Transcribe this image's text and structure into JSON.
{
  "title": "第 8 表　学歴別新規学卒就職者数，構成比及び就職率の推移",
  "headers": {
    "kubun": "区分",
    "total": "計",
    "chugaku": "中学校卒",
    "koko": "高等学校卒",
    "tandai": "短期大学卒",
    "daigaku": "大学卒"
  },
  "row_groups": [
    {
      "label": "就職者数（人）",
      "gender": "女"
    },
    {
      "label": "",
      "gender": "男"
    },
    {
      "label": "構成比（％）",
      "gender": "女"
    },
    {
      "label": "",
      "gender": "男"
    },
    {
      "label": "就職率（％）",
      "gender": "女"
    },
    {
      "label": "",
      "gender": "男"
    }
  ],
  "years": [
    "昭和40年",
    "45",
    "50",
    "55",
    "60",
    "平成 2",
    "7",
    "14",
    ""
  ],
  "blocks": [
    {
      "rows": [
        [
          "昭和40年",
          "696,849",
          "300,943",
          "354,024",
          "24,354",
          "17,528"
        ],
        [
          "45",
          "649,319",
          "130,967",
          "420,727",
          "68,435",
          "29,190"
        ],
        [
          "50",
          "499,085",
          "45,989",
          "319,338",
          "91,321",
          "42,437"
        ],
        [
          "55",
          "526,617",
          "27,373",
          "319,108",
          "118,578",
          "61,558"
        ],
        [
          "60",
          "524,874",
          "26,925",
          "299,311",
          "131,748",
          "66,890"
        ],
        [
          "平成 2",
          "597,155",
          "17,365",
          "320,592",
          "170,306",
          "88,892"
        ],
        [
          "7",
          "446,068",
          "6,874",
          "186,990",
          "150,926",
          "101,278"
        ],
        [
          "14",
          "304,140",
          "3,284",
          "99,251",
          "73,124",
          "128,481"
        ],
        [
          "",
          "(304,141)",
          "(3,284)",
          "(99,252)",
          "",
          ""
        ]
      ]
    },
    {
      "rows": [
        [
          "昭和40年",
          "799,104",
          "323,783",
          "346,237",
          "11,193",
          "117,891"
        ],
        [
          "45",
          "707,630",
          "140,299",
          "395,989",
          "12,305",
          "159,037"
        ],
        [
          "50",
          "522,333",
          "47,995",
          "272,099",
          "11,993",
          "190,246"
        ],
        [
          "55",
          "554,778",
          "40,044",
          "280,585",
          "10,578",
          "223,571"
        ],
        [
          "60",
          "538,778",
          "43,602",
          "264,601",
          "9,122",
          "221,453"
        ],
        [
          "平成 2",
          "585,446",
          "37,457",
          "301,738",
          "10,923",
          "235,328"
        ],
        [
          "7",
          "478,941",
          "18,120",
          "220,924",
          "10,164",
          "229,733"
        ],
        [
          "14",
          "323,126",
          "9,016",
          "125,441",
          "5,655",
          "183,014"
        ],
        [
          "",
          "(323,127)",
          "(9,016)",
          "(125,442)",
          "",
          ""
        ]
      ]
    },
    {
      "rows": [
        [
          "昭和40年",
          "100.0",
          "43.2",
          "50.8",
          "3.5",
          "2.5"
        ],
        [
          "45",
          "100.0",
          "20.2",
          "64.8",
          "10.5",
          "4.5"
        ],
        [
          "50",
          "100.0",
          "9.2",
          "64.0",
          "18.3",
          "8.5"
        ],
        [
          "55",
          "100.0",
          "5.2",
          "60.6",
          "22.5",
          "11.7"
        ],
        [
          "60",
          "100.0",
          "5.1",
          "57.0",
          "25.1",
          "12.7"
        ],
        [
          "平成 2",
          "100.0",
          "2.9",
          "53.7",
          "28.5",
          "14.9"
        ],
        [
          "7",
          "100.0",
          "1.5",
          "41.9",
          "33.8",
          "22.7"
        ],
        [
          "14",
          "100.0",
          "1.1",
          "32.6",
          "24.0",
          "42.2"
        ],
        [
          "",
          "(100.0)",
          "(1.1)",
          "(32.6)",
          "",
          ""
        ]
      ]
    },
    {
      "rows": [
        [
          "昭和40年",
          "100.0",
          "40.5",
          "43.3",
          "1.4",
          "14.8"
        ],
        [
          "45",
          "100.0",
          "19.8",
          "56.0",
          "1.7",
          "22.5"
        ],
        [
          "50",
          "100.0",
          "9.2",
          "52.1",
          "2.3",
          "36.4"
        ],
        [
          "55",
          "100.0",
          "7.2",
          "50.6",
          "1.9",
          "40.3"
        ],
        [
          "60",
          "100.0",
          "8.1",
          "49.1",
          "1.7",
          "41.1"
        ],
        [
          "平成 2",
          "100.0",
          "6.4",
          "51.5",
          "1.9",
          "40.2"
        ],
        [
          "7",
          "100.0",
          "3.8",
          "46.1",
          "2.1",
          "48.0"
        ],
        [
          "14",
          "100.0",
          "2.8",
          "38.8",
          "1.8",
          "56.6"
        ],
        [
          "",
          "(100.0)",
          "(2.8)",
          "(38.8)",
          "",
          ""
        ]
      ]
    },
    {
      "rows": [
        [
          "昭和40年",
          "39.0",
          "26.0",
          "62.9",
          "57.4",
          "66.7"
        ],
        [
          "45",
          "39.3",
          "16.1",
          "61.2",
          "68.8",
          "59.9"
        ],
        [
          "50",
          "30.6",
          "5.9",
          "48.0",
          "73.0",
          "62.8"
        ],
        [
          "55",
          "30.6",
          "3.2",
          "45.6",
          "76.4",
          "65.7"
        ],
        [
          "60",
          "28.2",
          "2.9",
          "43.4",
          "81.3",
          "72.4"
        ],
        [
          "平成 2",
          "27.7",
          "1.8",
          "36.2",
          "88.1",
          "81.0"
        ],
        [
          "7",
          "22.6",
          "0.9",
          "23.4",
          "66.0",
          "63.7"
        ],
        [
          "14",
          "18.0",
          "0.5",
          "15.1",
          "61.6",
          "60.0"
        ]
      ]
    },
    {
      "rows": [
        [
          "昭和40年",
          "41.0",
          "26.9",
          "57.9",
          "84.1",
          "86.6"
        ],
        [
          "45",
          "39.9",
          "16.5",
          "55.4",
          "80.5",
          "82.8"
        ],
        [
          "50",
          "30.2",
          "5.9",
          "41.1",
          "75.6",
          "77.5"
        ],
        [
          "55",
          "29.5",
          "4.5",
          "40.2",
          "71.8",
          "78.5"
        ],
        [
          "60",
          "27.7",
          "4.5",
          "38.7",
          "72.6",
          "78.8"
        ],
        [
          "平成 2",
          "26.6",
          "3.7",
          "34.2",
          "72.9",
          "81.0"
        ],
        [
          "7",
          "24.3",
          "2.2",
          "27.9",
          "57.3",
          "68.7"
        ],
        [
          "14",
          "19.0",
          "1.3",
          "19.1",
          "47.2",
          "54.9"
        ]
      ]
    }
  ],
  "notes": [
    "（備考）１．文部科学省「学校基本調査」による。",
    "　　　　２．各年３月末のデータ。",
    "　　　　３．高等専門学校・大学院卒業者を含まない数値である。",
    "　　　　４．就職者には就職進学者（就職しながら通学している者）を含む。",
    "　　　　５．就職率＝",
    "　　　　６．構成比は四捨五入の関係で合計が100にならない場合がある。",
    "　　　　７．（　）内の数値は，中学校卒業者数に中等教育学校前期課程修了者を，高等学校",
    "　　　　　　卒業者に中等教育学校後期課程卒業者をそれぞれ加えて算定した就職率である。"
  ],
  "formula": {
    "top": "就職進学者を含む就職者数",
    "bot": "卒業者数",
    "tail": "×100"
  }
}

_What you have to do_:
Write out every record, exactly as written.

_Task response_:
Transcribe this image's text and structure into JSON.
{
  "title": "第 8 表　学歴別新規学卒就職者数，構成比及び就職率の推移",
  "headers": {
    "kubun": "区分",
    "total": "計",
    "chugaku": "中学校卒",
    "koko": "高等学校卒",
    "tandai": "短期大学卒",
    "daigaku": "大学卒"
  },
  "row_groups": [
    {
      "label": "就職者数（人）",
      "gender": "女"
    },
    {
      "label": "",
      "gender": "男"
    },
    {
      "label": "構成比（％）",
      "gender": "女"
    },
    {
      "label": "",
      "gender": "男"
    },
    {
      "label": "就職率（％）",
      "gender": "女"
    },
    {
      "label": "",
      "gender": "男"
    }
  ],
  "years": [
    "昭和40年",
    "45",
    "50",
    "55",
    "60",
    "平成 2",
    "7",
    "14",
    ""
  ],
  "blocks": [
    {
      "rows": [
        [
          "昭和40年",
          "696,849",
          "300,943",
          "354,024",
          "24,354",
          "17,528"
        ],
        [
          "45",
          "649,319",
          "130,967",
          "420,727",
          "68,435",
          "29,190"
        ],
        [
          "50",
          "499,085",
          "45,989",
          "319,338",
          "91,321",
          "42,437"
        ],
        [
          "55",
          "526,617",
          "27,373",
          "319,108",
          "118,578",
          "61,558"
        ],
        [
          "60",
          "524,874",
          "26,925",
          "299,311",
          "131,748",
          "66,890"
        ],
        [
          "平成 2",
          "597,155",
          "17,365",
          "320,592",
          "170,306",
          "88,892"
        ],
        [
          "7",
          "446,068",
          "6,874",
          "186,990",
          "150,926",
          "101,278"
        ],
        [
          "14",
          "304,140",
          "3,284",
          "99,251",
          "73,124",
          "128,481"
        ],
        [
          "",
          "(304,141)",
          "(3,284)",
          "(99,252)",
          "",
          ""
        ]
      ]
    },
    {
      "rows": [
        [
          "昭和40年",
          "799,104",
          "323,783",
          "346,237",
          "11,193",
          "117,891"
        ],
        [
          "45",
          "707,630",
          "140,299",
          "395,989",
          "12,305",
          "159,037"
        ],
        [
          "50",
          "522,333",
          "47,995",
          "272,099",
          "11,993",
          "190,246"
        ],
        [
          "55",
          "554,778",
          "40,044",
          "280,585",
          "10,578",
          "223,571"
        ],
        [
          "60",
          "538,778",
          "43,602",
          "264,601",
          "9,122",
          "221,453"
        ],
        [
          "平成 2",
          "585,446",
          "37,457",
          "301,738",
          "10,923",
          "235,328"
        ],
        [
          "7",
          "478,941",
          "18,120",
          "220,924",
          "10,164",
          "229,733"
        ],
        [
          "14",
          "323,126",
          "9,016",
          "125,441",
          "5,655",
          "183,014"
        ],
        [
          "",
          "(323,127)",
          "(9,016)",
          "(125,442)",
          "",
          ""
        ]
      ]
    },
    {
      "rows": [
        [
          "昭和40年",
          "100.0",
          "43.2",
          "50.8",
          "3.5",
          "2.5"
        ],
        [
          "45",
          "100.0",
          "20.2",
          "64.8",
          "10.5",
          "4.5"
        ],
        [
          "50",
          "100.0",
          "9.2",
          "64.0",
          "18.3",
          "8.5"
        ],
        [
          "55",
          "100.0",
          "5.2",
          "60.6",
          "22.5",
          "11.7"
        ],
        [
          "60",
          "100.0",
          "5.1",
          "57.0",
          "25.1",
          "12.7"
        ],
        [
          "平成 2",
          "100.0",
          "2.9",
          "53.7",
          "28.5",
          "14.9"
        ],
        [
          "7",
          "100.0",
          "1.5",
          "41.9",
          "33.8",
          "22.7"
        ],
        [
          "14",
          "100.0",
          "1.1",
          "32.6",
          "24.0",
          "42.2"
        ],
        [
          "",
          "(100.0)",
          "(1.1)",
          "(32.6)",
          "",
          ""
        ]
      ]
    },
    {
      "rows": [
        [
          "昭和40年",
          "100.0",
          "40.5",
          "43.3",
          "1.4",
          "14.8"
        ],
        [
          "45",
          "100.0",
          "19.8",
          "56.0",
          "1.7",
          "22.5"
        ],
        [
          "50",
          "100.0",
          "9.2",
          "52.1",
          "2.3",
          "36.4"
        ],
        [
          "55",
          "100.0",
          "7.2",
          "50.6",
          "1.9",
          "40.3"
        ],
        [
          "60",
          "100.0",
          "8.1",
          "49.1",
          "1.7",
          "41.1"
        ],
        [
          "平成 2",
          "100.0",
          "6.4",
          "51.5",
          "1.9",
          "40.2"
        ],
        [
          "7",
          "100.0",
          "3.8",
          "46.1",
          "2.1",
          "48.0"
        ],
        [
          "14",
          "100.0",
          "2.8",
          "38.8",
          "1.8",
          "56.6"
        ],
        [
          "",
          "(100.0)",
          "(2.8)",
          "(38.8)",
          "",
          ""
        ]
      ]
    },
    {
      "rows": [
        [
          "昭和40年",
          "39.0",
          "26.0",
          "62.9",
          "57.4",
          "66.7"
        ],
        [
          "45",
          "39.3",
          "16.1",
          "61.2",
          "68.8",
          "59.9"
        ],
        [
          "50",
          "30.6",
          "5.9",
          "48.0",
          "73.0",
          "62.8"
        ],
        [
          "55",
          "30.6",
          "3.2",
          "45.6",
          "76.4",
          "65.7"
        ],
        [
          "60",
          "28.2",
          "2.9",
          "43.4",
          "81.3",
          "72.4"
        ],
        [
          "平成 2",
          "27.7",
          "1.8",
          "36.2",
          "88.1",
          "81.0"
        ],
        [
          "7",
          "22.6",
          "0.9",
          "23.4",
          "66.0",
          "63.7"
        ],
        [
          "14",
          "18.0",
          "0.5",
          "15.1",
          "61.6",
          "60.0"
        ]
      ]
    },
    {
      "rows": [
        [
          "昭和40年",
          "41.0",
          "26.9",
          "57.9",
          "84.1",
          "86.6"
        ],
        [
          "45",
          "39.9",
          "16.5",
          "55.4",
          "80.5",
          "82.8"
        ],
        [
          "50",
          "30.2",
          "5.9",
          "41.1",
          "75.6",
          "77.5"
        ],
        [
          "55",
          "29.5",
          "4.5",
          "40.2",
          "71.8",
          "78.5"
        ],
        [
          "60",
          "27.7",
          "4.5",
          "38.7",
          "72.6",
          "78.8"
        ],
        [
          "平成 2",
          "26.6",
          "3.7",
          "34.2",
          "72.9",
          "81.0"
        ],
        [
          "7",
          "24.3",
          "2.2",
          "27.9",
          "57.3",
          "68.7"
        ],
        [
          "14",
          "19.0",
          "1.3",
          "19.1",
          "47.2",
          "54.9"
        ]
      ]
    }
  ],
  "notes": [
    "（備考）１．文部科学省「学校基本調査」による。",
    "　　　　２．各年３月末のデータ。",
    "　　　　３．高等専門学校・大学院卒業者を含まない数値である。",
    "　　　　４．就職者には就職進学者（就職しながら通学している者）を含む。",
    "　　　　５．就職率＝",
    "　　　　６．構成比は四捨五入の関係で合計が100にならない場合がある。",
    "　　　　７．（　）内の数値は，中学校卒業者数に中等教育学校前期課程修了者を，高等学校",
    "　　　　　　卒業者に中等教育学校後期課程卒業者をそれぞれ加えて算定した就職率である。"
  ],
  "formula": {
    "top": "就職進学者を含む就職者数",
    "bot": "卒業者数",
    "tail": "×100"
  }
}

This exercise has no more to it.